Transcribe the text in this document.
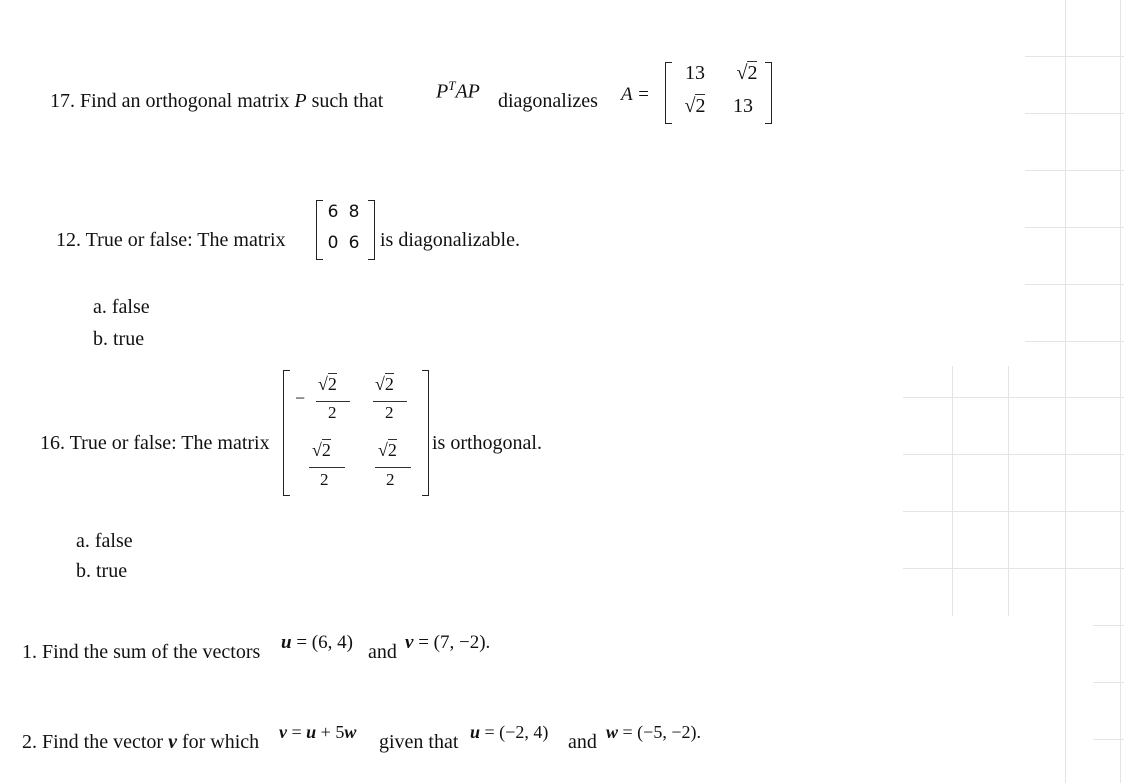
17. Find an orthogonal matrix P such that	$P^TAP$ diagonalizes A =
13 √2
√2	13
12. True or false: The matrix
6 8
0 6 is diagonalizable.
a. false
b. true
16. True or false: The matrix
−
√2
2
√2
2
√2
2
√2
2
is orthogonal.
a. false
b. true
1. Find the sum of the vectors u = (6, 4) and v = (7, −2).
2. Find the vector v for which v = u + 5w given that u = (−2, 4) and w = (−5, −2).
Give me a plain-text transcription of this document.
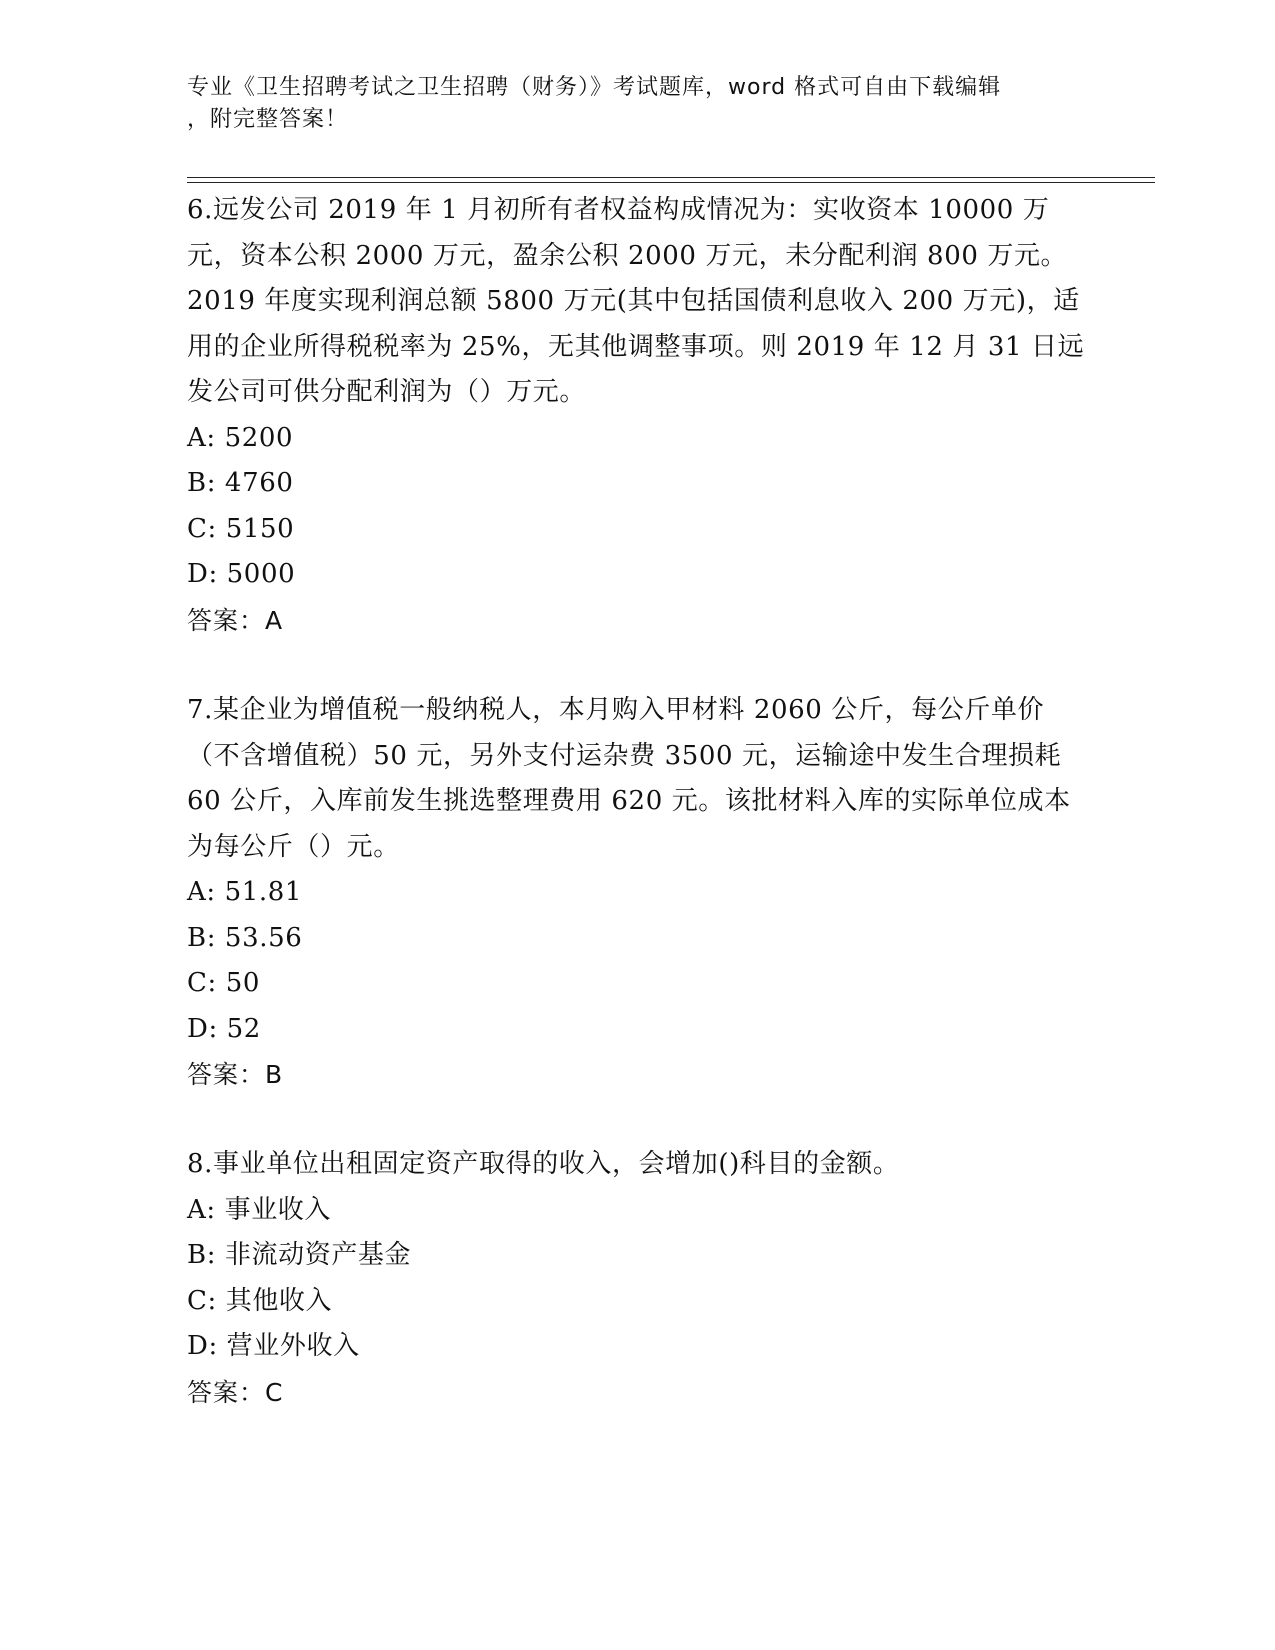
专业《卫生招聘考试之卫生招聘（财务）》考试题库，word 格式可自由下载编辑
，附完整答案！

6.远发公司 2019 年 1 月初所有者权益构成情况为：实收资本 10000 万元，资本公积 2000 万元，盈余公积 2000 万元，未分配利润 800 万元。2019 年度实现利润总额 5800 万元(其中包括国债利息收入 200 万元)，适用的企业所得税税率为 25%，无其他调整事项。则 2019 年 12 月 31 日远发公司可供分配利润为（）万元。

A: 5200

B: 4760

C: 5150

D: 5000

答案：A

7.某企业为增值税一般纳税人，本月购入甲材料 2060 公斤，每公斤单价（不含增值税）50 元，另外支付运杂费 3500 元，运输途中发生合理损耗 60 公斤，入库前发生挑选整理费用 620 元。该批材料入库的实际单位成本为每公斤（）元。

A: 51.81

B: 53.56

C: 50

D: 52

答案：B

8.事业单位出租固定资产取得的收入，会增加()科目的金额。

A: 事业收入

B: 非流动资产基金

C: 其他收入

D: 营业外收入

答案：C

####################

Do this – Leaving out every picture, transcribe exactly the lines from the line that contains "Give me a plain-text" through the final line of the entries above.

Response below –
Give me a plain-text transcription of this document.
专业《卫生招聘考试之卫生招聘（财务）》考试题库，word 格式可自由下载编辑
，附完整答案！

6.远发公司 2019 年 1 月初所有者权益构成情况为：实收资本 10000 万元，资本公积 2000 万元，盈余公积 2000 万元，未分配利润 800 万元。2019 年度实现利润总额 5800 万元(其中包括国债利息收入 200 万元)，适用的企业所得税税率为 25%，无其他调整事项。则 2019 年 12 月 31 日远发公司可供分配利润为（）万元。

A: 5200

B: 4760

C: 5150

D: 5000

答案：A

7.某企业为增值税一般纳税人，本月购入甲材料 2060 公斤，每公斤单价（不含增值税）50 元，另外支付运杂费 3500 元，运输途中发生合理损耗 60 公斤，入库前发生挑选整理费用 620 元。该批材料入库的实际单位成本为每公斤（）元。

A: 51.81

B: 53.56

C: 50

D: 52

答案：B

8.事业单位出租固定资产取得的收入，会增加()科目的金额。

A: 事业收入

B: 非流动资产基金

C: 其他收入

D: 营业外收入

答案：C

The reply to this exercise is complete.